[Saved data entries]
★ ★ ★ ★

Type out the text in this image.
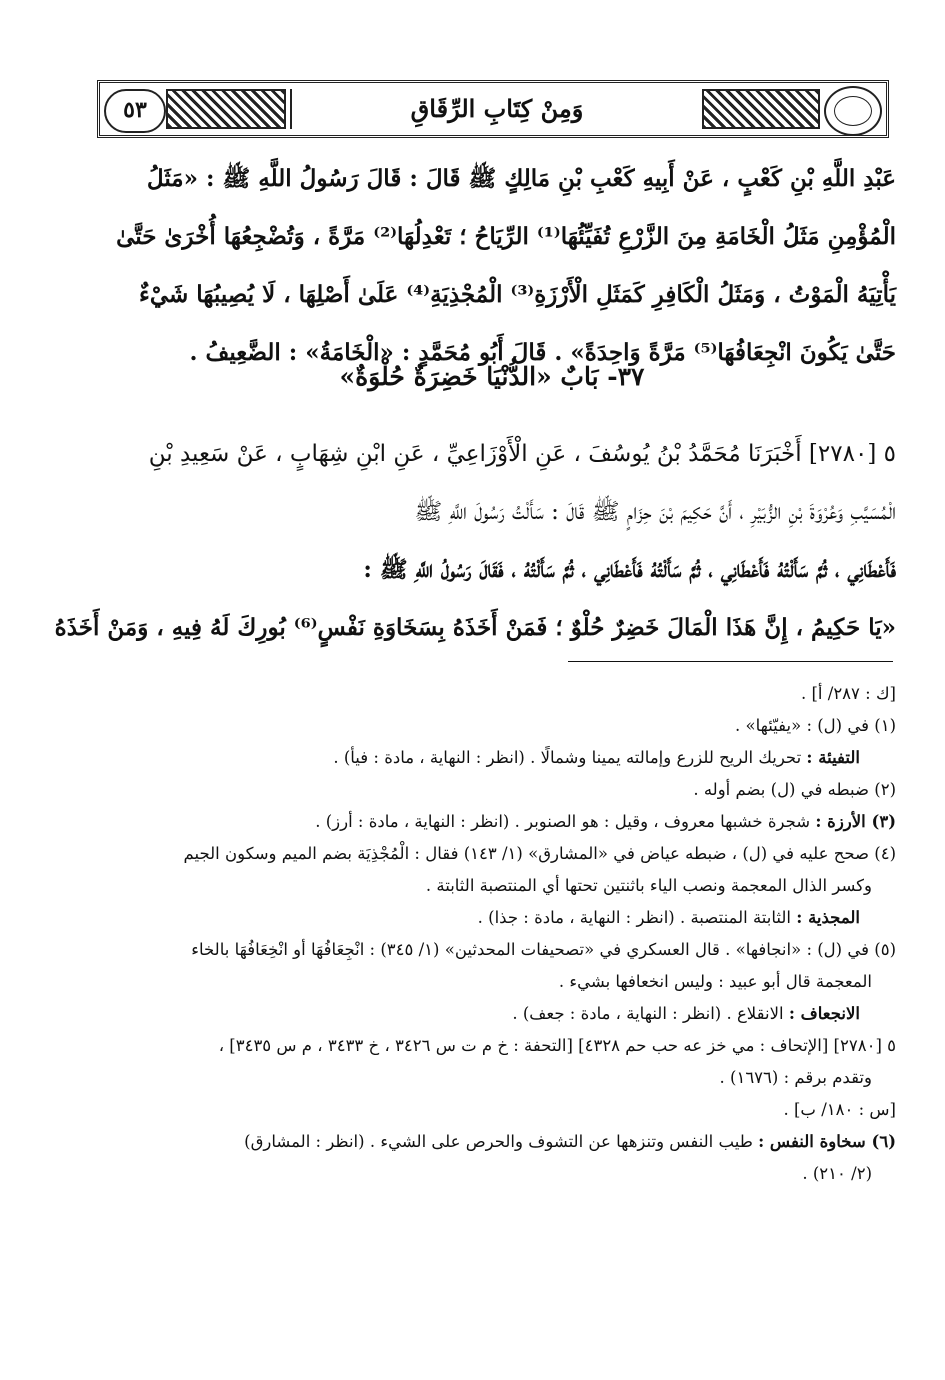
وَمِنْ كِتَابِ الرِّقَاقِ
٥٣
عَبْدِ اللَّهِ بْنِ كَعْبٍ ، عَنْ أَبِيهِ كَعْبِ بْنِ مَالِكٍ ﷺ قَالَ : قَالَ رَسُولُ اللَّهِ ﷺ : «مَثَلُ
الْمُؤْمِنِ مَثَلُ الْخَامَةِ مِنَ الزَّرْعِ تُفَيِّئُهَا⁽¹⁾ الرِّيَاحُ ؛ تَعْدِلُهَا⁽²⁾ مَرَّةً ، وَتُضْجِعُهَا أُخْرَىٰ حَتَّىٰ
يَأْتِيَهُ الْمَوْتُ ، وَمَثَلُ الْكَافِرِ كَمَثَلِ الْأَرْزَةِ⁽³⁾ الْمُجْذِيَةِ⁽⁴⁾ عَلَىٰ أَصْلِهَا ، لَا يُصِيبُهَا شَيْءٌ
حَتَّىٰ يَكُونَ انْجِعَافُهَا⁽⁵⁾ مَرَّةً وَاحِدَةً» . قَالَ أَبُو مُحَمَّدٍ : «الْخَامَةُ» : الضَّعِيفُ .
٣٧- بَابٌ «الدُّنْيَا خَضِرَةٌ حُلْوَةٌ»
٥ [٢٧٨٠] أَخْبَرَنَا مُحَمَّدُ بْنُ يُوسُفَ ، عَنِ الْأَوْزَاعِيِّ ، عَنِ ابْنِ شِهَابٍ ، عَنْ سَعِيدِ بْنِ
الْمُسَيَّبِ وَعُرْوَةَ بْنِ الزُّبَيْرِ ، أَنَّ حَكِيمَ بْنَ حِزَامٍ ﷺ قَالَ : سَأَلْتُ رَسُولَ اللَّهِ ﷺ
فَأَعْطَانِي ، ثُمَّ سَأَلْتُهُ فَأَعْطَانِي ، ثُمَّ سَأَلْتُهُ فَأَعْطَانِي ، ثُمَّ سَأَلْتُهُ ، فَقَالَ رَسُولُ اللَّهِ ﷺ :
«يَا حَكِيمُ ، إِنَّ هَذَا الْمَالَ خَضِرٌ حُلْوٌ ؛ فَمَنْ أَخَذَهُ بِسَخَاوَةِ نَفْسٍ⁽⁶⁾ بُورِكَ لَهُ فِيهِ ، وَمَنْ أَخَذَهُ
[ك : ٢٨٧/ أ] .
(١) في (ل) : «يفيّئها» .
التفيئة : تحريك الريح للزرع وإمالته يمينا وشمالًا . (انظر : النهاية ، مادة : فيأ) .
(٢) ضبطه في (ل) بضم أوله .
(٣) الأرزة : شجرة خشبها معروف ، وقيل : هو الصنوبر . (انظر : النهاية ، مادة : أرز) .
(٤) صحح عليه في (ل) ، ضبطه عياض في «المشارق» (١/ ١٤٣) فقال : الْمُجْذِيَة بضم الميم وسكون الجيم
وكسر الذال المعجمة ونصب الياء باثنتين تحتها أي المنتصبة الثابتة .
المجذية : الثابتة المنتصبة . (انظر : النهاية ، مادة : جذا) .
(٥) في (ل) : «انجافها» . قال العسكري في «تصحيفات المحدثين» (١/ ٣٤٥) : انْجِعَافُهَا أو انْخِعَافُهَا بالخاء
المعجمة قال أبو عبيد : وليس انخعافها بشيء .
الانجعاف : الانقلاع . (انظر : النهاية ، مادة : جعف) .
٥ [٢٧٨٠] [الإتحاف : مي خز عه حب حم ٤٣٢٨] [التحفة : خ م ت س ٣٤٢٦ ، خ ٣٤٣٣ ، م س ٣٤٣٥] ،
وتقدم برقم : (١٦٧٦) .
[س : ١٨٠/ ب] .
(٦) سخاوة النفس : طيب النفس وتنزهها عن التشوف والحرص على الشيء . (انظر : المشارق)
(٢/ ٢١٠) .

★ ★ ★ ★

> Goal:
Repeat all the records above exactly, leaving out any pictures.

> Finished exercise:
Type out the text in this image.
وَمِنْ كِتَابِ الرِّقَاقِ
٥٣
عَبْدِ اللَّهِ بْنِ كَعْبٍ ، عَنْ أَبِيهِ كَعْبِ بْنِ مَالِكٍ ﷺ قَالَ : قَالَ رَسُولُ اللَّهِ ﷺ : «مَثَلُ
الْمُؤْمِنِ مَثَلُ الْخَامَةِ مِنَ الزَّرْعِ تُفَيِّئُهَا⁽¹⁾ الرِّيَاحُ ؛ تَعْدِلُهَا⁽²⁾ مَرَّةً ، وَتُضْجِعُهَا أُخْرَىٰ حَتَّىٰ
يَأْتِيَهُ الْمَوْتُ ، وَمَثَلُ الْكَافِرِ كَمَثَلِ الْأَرْزَةِ⁽³⁾ الْمُجْذِيَةِ⁽⁴⁾ عَلَىٰ أَصْلِهَا ، لَا يُصِيبُهَا شَيْءٌ
حَتَّىٰ يَكُونَ انْجِعَافُهَا⁽⁵⁾ مَرَّةً وَاحِدَةً» . قَالَ أَبُو مُحَمَّدٍ : «الْخَامَةُ» : الضَّعِيفُ .
٣٧- بَابٌ «الدُّنْيَا خَضِرَةٌ حُلْوَةٌ»
٥ [٢٧٨٠] أَخْبَرَنَا مُحَمَّدُ بْنُ يُوسُفَ ، عَنِ الْأَوْزَاعِيِّ ، عَنِ ابْنِ شِهَابٍ ، عَنْ سَعِيدِ بْنِ
الْمُسَيَّبِ وَعُرْوَةَ بْنِ الزُّبَيْرِ ، أَنَّ حَكِيمَ بْنَ حِزَامٍ ﷺ قَالَ : سَأَلْتُ رَسُولَ اللَّهِ ﷺ
فَأَعْطَانِي ، ثُمَّ سَأَلْتُهُ فَأَعْطَانِي ، ثُمَّ سَأَلْتُهُ فَأَعْطَانِي ، ثُمَّ سَأَلْتُهُ ، فَقَالَ رَسُولُ اللَّهِ ﷺ :
«يَا حَكِيمُ ، إِنَّ هَذَا الْمَالَ خَضِرٌ حُلْوٌ ؛ فَمَنْ أَخَذَهُ بِسَخَاوَةِ نَفْسٍ⁽⁶⁾ بُورِكَ لَهُ فِيهِ ، وَمَنْ أَخَذَهُ
[ك : ٢٨٧/ أ] .
(١) في (ل) : «يفيّئها» .
التفيئة : تحريك الريح للزرع وإمالته يمينا وشمالًا . (انظر : النهاية ، مادة : فيأ) .
(٢) ضبطه في (ل) بضم أوله .
(٣) الأرزة : شجرة خشبها معروف ، وقيل : هو الصنوبر . (انظر : النهاية ، مادة : أرز) .
(٤) صحح عليه في (ل) ، ضبطه عياض في «المشارق» (١/ ١٤٣) فقال : الْمُجْذِيَة بضم الميم وسكون الجيم
وكسر الذال المعجمة ونصب الياء باثنتين تحتها أي المنتصبة الثابتة .
المجذية : الثابتة المنتصبة . (انظر : النهاية ، مادة : جذا) .
(٥) في (ل) : «انجافها» . قال العسكري في «تصحيفات المحدثين» (١/ ٣٤٥) : انْجِعَافُهَا أو انْخِعَافُهَا بالخاء
المعجمة قال أبو عبيد : وليس انخعافها بشيء .
الانجعاف : الانقلاع . (انظر : النهاية ، مادة : جعف) .
٥ [٢٧٨٠] [الإتحاف : مي خز عه حب حم ٤٣٢٨] [التحفة : خ م ت س ٣٤٢٦ ، خ ٣٤٣٣ ، م س ٣٤٣٥] ،
وتقدم برقم : (١٦٧٦) .
[س : ١٨٠/ ب] .
(٦) سخاوة النفس : طيب النفس وتنزهها عن التشوف والحرص على الشيء . (انظر : المشارق)
(٢/ ٢١٠) .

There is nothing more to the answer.